- [What is needed]
Retype the records below exactly as they appear, but leave out any pictures.

-- start Records supplied --

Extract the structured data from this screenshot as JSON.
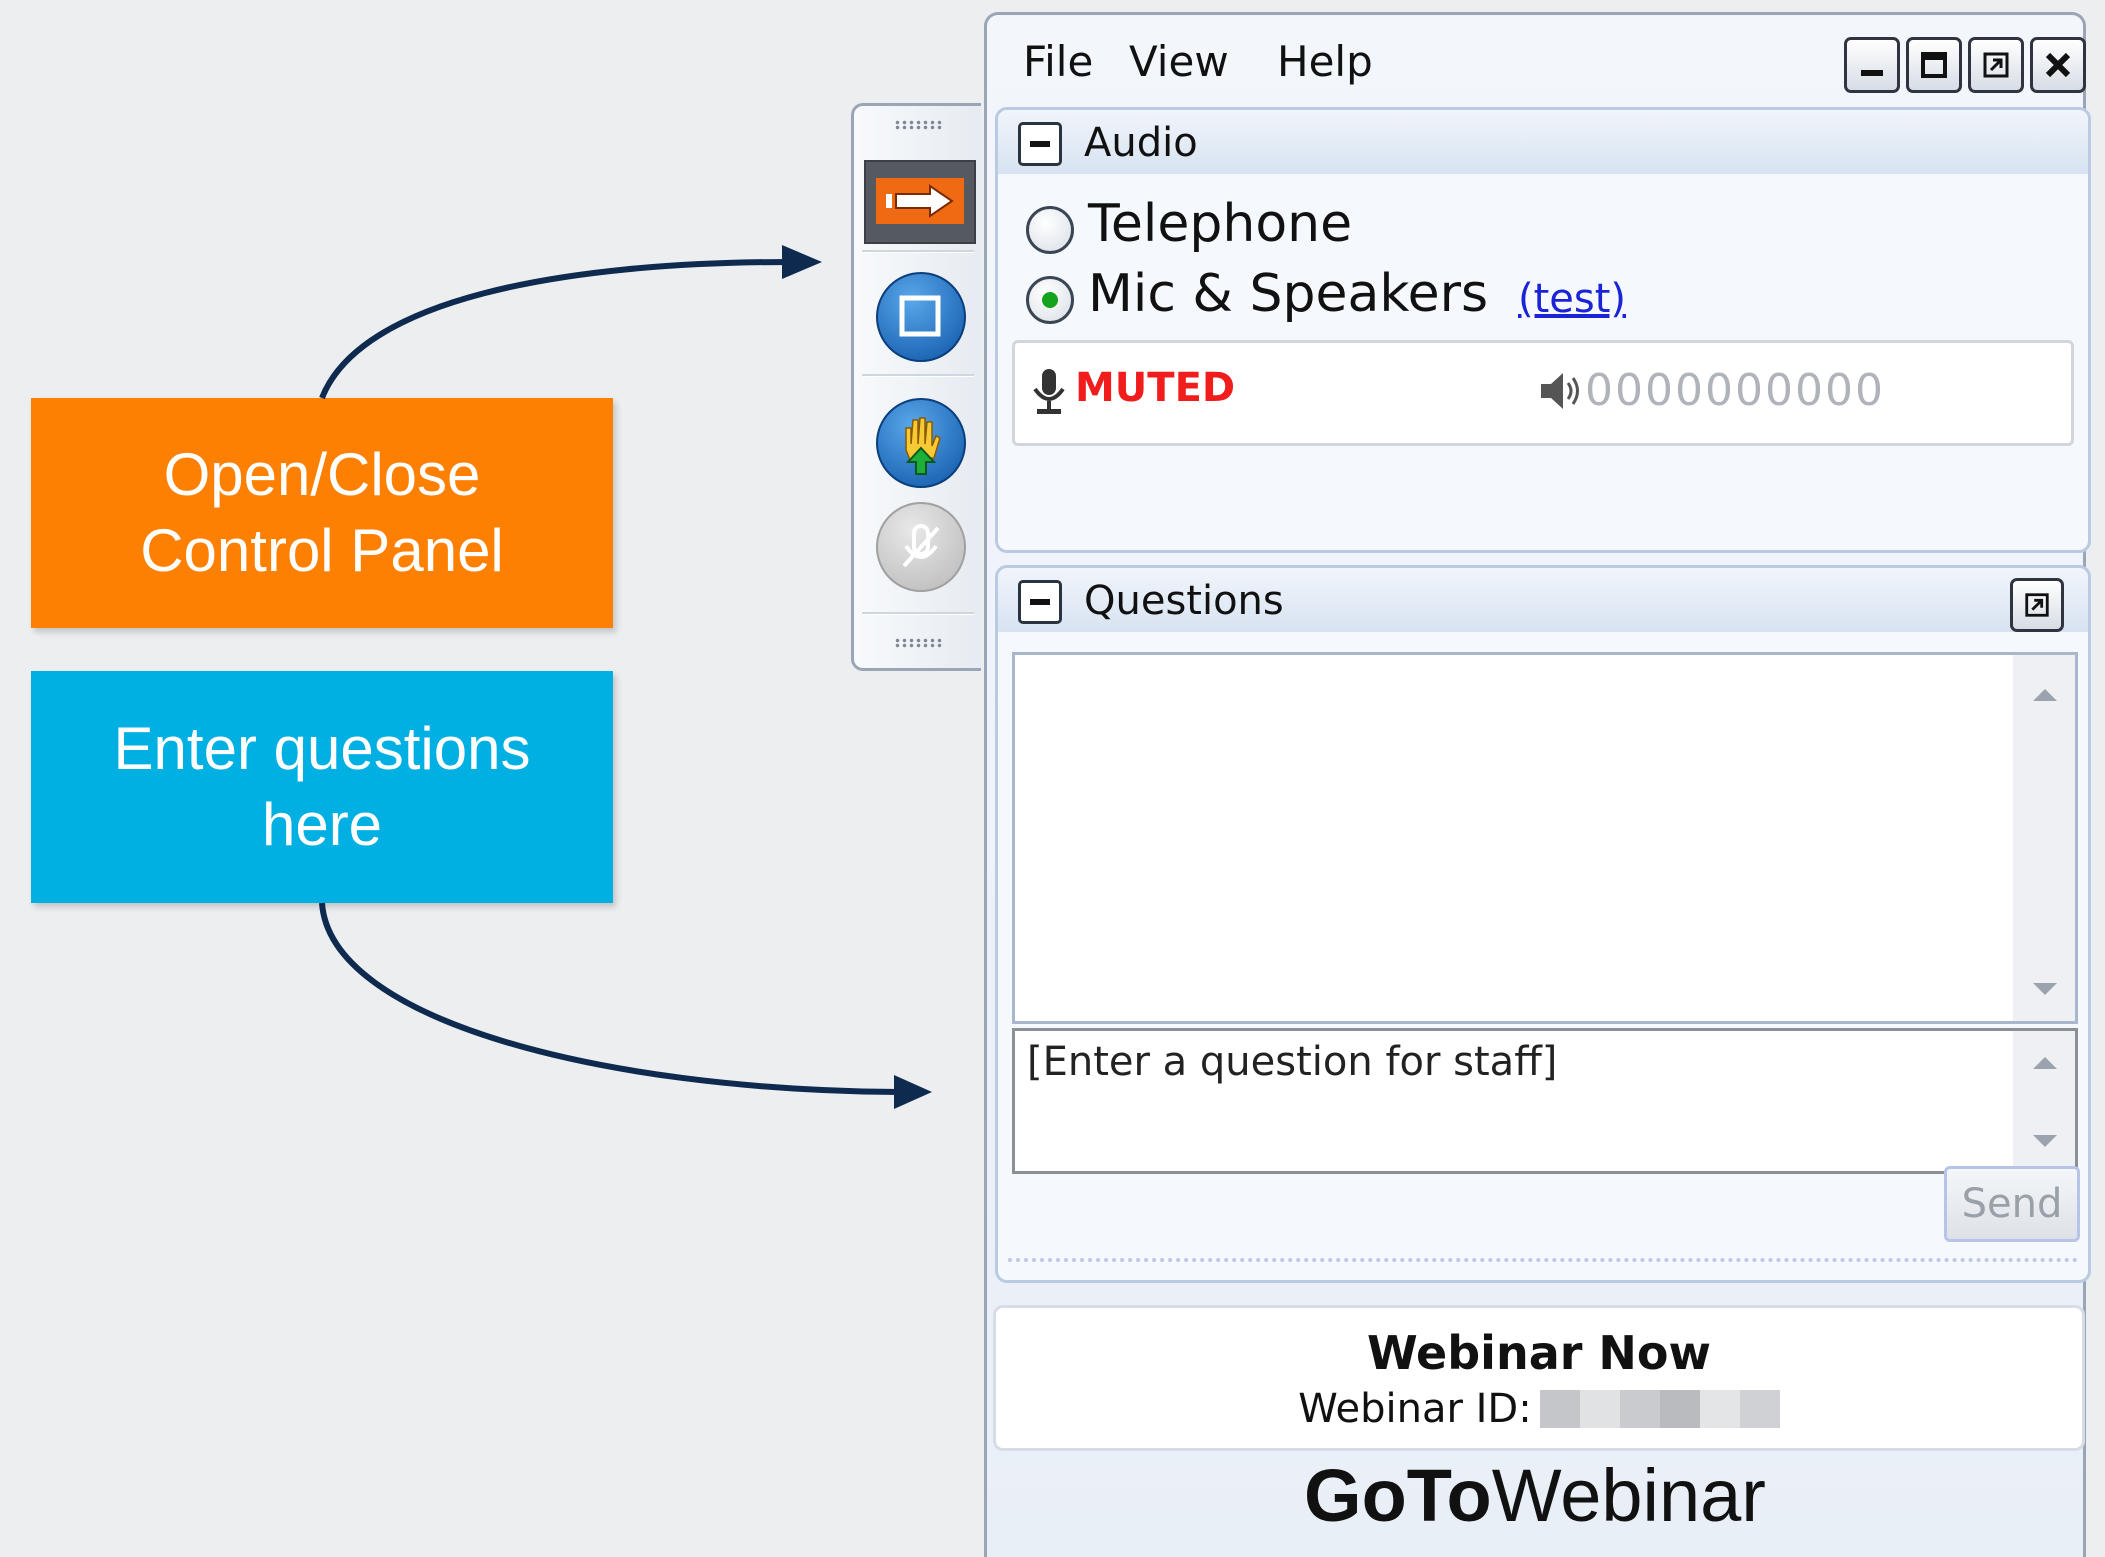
{
  "callouts": {
    "open_close": "Open/Close\nControl Panel",
    "enter_questions": "Enter questions\nhere"
  },
  "colors": {
    "orange_callout": "#fd8003",
    "blue_callout": "#00b0e2",
    "arrow": "#0f2a4f",
    "muted_text": "#f11c1c",
    "link": "#1b23d6"
  },
  "toolbar": {
    "icons": [
      "show-hide-panel-arrow-icon",
      "screen-share-icon",
      "raise-hand-icon",
      "mute-mic-icon"
    ]
  },
  "menu": {
    "file": "File",
    "view": "View",
    "help": "Help"
  },
  "window_buttons": [
    "minimize-icon",
    "maximize-icon",
    "restore-icon",
    "close-icon"
  ],
  "audio": {
    "title": "Audio",
    "options": [
      {
        "label": "Telephone",
        "selected": false
      },
      {
        "label": "Mic & Speakers",
        "selected": true
      }
    ],
    "test_link": "(test)",
    "mic_status": "MUTED",
    "speaker_level": "0000000000"
  },
  "questions": {
    "title": "Questions",
    "input_placeholder": "[Enter a question for staff]",
    "send_label": "Send"
  },
  "webinar": {
    "title": "Webinar Now",
    "id_label": "Webinar ID:"
  },
  "brand": {
    "bold": "GoTo",
    "light": "Webinar"
  }
}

-- end Records supplied --

- [Exercise solution]
Extract the structured data from this screenshot as JSON.
{
  "callouts": {
    "open_close": "Open/Close\nControl Panel",
    "enter_questions": "Enter questions\nhere"
  },
  "colors": {
    "orange_callout": "#fd8003",
    "blue_callout": "#00b0e2",
    "arrow": "#0f2a4f",
    "muted_text": "#f11c1c",
    "link": "#1b23d6"
  },
  "toolbar": {
    "icons": [
      "show-hide-panel-arrow-icon",
      "screen-share-icon",
      "raise-hand-icon",
      "mute-mic-icon"
    ]
  },
  "menu": {
    "file": "File",
    "view": "View",
    "help": "Help"
  },
  "window_buttons": [
    "minimize-icon",
    "maximize-icon",
    "restore-icon",
    "close-icon"
  ],
  "audio": {
    "title": "Audio",
    "options": [
      {
        "label": "Telephone",
        "selected": false
      },
      {
        "label": "Mic & Speakers",
        "selected": true
      }
    ],
    "test_link": "(test)",
    "mic_status": "MUTED",
    "speaker_level": "0000000000"
  },
  "questions": {
    "title": "Questions",
    "input_placeholder": "[Enter a question for staff]",
    "send_label": "Send"
  },
  "webinar": {
    "title": "Webinar Now",
    "id_label": "Webinar ID:"
  },
  "brand": {
    "bold": "GoTo",
    "light": "Webinar"
  }
}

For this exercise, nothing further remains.